**ENTRIES SUPPLIED:**
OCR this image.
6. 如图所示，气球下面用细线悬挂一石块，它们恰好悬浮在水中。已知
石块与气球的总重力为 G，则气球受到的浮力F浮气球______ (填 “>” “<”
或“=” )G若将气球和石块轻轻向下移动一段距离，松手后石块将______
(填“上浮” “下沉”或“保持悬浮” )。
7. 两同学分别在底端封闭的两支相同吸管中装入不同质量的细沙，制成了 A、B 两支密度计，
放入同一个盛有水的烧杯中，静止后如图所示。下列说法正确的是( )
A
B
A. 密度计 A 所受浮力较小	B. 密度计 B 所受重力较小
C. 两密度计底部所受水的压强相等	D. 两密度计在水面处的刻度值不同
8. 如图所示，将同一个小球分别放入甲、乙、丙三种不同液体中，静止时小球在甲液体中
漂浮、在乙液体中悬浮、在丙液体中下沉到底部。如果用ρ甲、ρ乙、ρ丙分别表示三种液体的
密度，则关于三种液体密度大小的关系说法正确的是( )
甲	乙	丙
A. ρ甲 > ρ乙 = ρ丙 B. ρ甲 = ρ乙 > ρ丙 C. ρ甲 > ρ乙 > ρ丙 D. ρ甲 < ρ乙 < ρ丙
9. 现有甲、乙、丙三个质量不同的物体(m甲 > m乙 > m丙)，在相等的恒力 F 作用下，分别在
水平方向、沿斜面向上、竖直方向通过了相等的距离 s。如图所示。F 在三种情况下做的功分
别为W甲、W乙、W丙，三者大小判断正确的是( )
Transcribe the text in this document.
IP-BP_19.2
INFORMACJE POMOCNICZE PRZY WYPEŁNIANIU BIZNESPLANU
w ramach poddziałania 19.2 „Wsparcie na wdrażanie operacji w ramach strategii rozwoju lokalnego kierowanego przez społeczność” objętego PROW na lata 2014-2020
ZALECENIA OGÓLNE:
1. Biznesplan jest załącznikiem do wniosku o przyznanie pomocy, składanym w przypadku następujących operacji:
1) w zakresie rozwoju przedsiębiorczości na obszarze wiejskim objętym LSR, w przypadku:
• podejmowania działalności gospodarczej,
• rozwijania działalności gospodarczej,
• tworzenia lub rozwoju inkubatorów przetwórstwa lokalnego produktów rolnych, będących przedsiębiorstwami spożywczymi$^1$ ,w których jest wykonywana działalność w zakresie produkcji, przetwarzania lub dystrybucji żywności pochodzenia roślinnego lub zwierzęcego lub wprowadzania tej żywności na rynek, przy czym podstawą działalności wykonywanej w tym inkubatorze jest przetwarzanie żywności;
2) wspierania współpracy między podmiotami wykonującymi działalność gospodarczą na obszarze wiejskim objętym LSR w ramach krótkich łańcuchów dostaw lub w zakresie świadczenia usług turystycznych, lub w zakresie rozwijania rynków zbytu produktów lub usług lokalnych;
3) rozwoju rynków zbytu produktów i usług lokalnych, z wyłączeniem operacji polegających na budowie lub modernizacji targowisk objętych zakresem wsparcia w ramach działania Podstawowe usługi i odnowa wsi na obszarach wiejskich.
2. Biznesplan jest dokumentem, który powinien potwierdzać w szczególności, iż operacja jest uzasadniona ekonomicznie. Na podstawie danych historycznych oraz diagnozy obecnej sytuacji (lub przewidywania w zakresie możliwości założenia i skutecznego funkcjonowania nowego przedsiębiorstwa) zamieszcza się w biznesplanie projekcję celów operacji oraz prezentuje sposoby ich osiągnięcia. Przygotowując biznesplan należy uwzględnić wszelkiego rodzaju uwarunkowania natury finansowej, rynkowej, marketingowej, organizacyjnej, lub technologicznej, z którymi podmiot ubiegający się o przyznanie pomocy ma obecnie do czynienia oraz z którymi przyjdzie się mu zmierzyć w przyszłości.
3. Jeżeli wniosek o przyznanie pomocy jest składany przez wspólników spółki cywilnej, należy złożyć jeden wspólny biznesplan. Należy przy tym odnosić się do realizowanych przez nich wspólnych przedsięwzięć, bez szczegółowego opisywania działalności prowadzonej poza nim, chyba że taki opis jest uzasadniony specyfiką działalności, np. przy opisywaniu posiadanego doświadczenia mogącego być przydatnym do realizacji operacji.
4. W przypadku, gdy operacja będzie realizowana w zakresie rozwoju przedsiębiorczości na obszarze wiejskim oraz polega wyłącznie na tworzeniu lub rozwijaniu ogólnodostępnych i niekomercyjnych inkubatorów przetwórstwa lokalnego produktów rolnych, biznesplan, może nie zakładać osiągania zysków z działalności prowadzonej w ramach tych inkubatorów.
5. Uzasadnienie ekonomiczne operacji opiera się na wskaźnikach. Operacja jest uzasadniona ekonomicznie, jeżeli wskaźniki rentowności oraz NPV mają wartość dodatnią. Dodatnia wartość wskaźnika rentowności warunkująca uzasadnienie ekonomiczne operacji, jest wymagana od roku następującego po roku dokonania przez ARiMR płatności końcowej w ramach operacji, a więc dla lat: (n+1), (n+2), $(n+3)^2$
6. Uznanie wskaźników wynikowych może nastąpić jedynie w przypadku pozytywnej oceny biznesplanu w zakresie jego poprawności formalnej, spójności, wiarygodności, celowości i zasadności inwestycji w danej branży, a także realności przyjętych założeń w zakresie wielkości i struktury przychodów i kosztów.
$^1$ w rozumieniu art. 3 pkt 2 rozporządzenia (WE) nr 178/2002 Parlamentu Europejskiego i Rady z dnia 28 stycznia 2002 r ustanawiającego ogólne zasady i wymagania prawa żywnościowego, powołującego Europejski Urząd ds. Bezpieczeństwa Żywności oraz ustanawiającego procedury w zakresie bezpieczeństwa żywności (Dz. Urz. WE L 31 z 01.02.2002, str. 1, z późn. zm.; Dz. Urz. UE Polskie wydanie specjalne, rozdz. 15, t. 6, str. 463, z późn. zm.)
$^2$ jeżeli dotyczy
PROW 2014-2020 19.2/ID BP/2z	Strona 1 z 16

**THE TASK:** Pick out the lines that have the word "this". Copy them all.

**WRITTEN ANSWER:**
OCR this image.
Transcribe the text in this document.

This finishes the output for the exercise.